(Stored data)
━━━━━━━━
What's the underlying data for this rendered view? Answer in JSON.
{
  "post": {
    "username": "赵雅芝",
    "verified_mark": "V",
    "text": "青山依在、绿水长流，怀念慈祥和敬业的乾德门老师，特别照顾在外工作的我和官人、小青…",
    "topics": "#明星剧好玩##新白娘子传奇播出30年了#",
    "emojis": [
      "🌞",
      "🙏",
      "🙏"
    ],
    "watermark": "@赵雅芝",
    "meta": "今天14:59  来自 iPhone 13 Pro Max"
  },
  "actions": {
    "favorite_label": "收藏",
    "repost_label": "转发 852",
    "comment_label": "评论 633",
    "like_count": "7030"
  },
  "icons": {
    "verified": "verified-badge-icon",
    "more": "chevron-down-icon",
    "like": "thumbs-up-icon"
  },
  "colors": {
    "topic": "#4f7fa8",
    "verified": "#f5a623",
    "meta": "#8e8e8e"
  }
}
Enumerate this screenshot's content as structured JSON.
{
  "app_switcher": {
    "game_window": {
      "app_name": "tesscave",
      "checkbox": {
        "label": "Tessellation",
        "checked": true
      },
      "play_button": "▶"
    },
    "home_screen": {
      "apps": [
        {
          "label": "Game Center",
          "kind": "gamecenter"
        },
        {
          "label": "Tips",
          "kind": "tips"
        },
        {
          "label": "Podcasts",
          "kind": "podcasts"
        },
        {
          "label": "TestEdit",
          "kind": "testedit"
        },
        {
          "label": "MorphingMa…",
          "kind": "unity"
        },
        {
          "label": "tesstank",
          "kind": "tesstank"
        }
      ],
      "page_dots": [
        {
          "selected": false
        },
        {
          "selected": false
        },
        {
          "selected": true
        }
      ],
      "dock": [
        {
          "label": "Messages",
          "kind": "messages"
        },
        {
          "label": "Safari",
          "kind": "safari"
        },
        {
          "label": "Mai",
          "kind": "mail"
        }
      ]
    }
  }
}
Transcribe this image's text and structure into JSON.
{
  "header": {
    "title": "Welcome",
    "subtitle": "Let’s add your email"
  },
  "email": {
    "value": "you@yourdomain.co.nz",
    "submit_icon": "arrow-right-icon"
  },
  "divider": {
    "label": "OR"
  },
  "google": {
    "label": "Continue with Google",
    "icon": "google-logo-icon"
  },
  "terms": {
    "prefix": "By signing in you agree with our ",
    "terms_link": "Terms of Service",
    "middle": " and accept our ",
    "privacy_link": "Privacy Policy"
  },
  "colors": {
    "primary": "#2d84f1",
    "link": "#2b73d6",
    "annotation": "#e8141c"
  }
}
━━━━━━━━
- **TO BE DONE**
From the records above, please extract every line and repeat it exactly.

- **RESPONSE TO THE EXERCISE**
What's the underlying data for this rendered view? Answer in JSON.
{
  "post": {
    "username": "赵雅芝",
    "verified_mark": "V",
    "text": "青山依在、绿水长流，怀念慈祥和敬业的乾德门老师，特别照顾在外工作的我和官人、小青…",
    "topics": "#明星剧好玩##新白娘子传奇播出30年了#",
    "emojis": [
      "🌞",
      "🙏",
      "🙏"
    ],
    "watermark": "@赵雅芝",
    "meta": "今天14:59  来自 iPhone 13 Pro Max"
  },
  "actions": {
    "favorite_label": "收藏",
    "repost_label": "转发 852",
    "comment_label": "评论 633",
    "like_count": "7030"
  },
  "icons": {
    "verified": "verified-badge-icon",
    "more": "chevron-down-icon",
    "like": "thumbs-up-icon"
  },
  "colors": {
    "topic": "#4f7fa8",
    "verified": "#f5a623",
    "meta": "#8e8e8e"
  }
}
Enumerate this screenshot's content as structured JSON.
{
  "app_switcher": {
    "game_window": {
      "app_name": "tesscave",
      "checkbox": {
        "label": "Tessellation",
        "checked": true
      },
      "play_button": "▶"
    },
    "home_screen": {
      "apps": [
        {
          "label": "Game Center",
          "kind": "gamecenter"
        },
        {
          "label": "Tips",
          "kind": "tips"
        },
        {
          "label": "Podcasts",
          "kind": "podcasts"
        },
        {
          "label": "TestEdit",
          "kind": "testedit"
        },
        {
          "label": "MorphingMa…",
          "kind": "unity"
        },
        {
          "label": "tesstank",
          "kind": "tesstank"
        }
      ],
      "page_dots": [
        {
          "selected": false
        },
        {
          "selected": false
        },
        {
          "selected": true
        }
      ],
      "dock": [
        {
          "label": "Messages",
          "kind": "messages"
        },
        {
          "label": "Safari",
          "kind": "safari"
        },
        {
          "label": "Mai",
          "kind": "mail"
        }
      ]
    }
  }
}
Transcribe this image's text and structure into JSON.
{
  "header": {
    "title": "Welcome",
    "subtitle": "Let’s add your email"
  },
  "email": {
    "value": "you@yourdomain.co.nz",
    "submit_icon": "arrow-right-icon"
  },
  "divider": {
    "label": "OR"
  },
  "google": {
    "label": "Continue with Google",
    "icon": "google-logo-icon"
  },
  "terms": {
    "prefix": "By signing in you agree with our ",
    "terms_link": "Terms of Service",
    "middle": " and accept our ",
    "privacy_link": "Privacy Policy"
  },
  "colors": {
    "primary": "#2d84f1",
    "link": "#2b73d6",
    "annotation": "#e8141c"
  }
}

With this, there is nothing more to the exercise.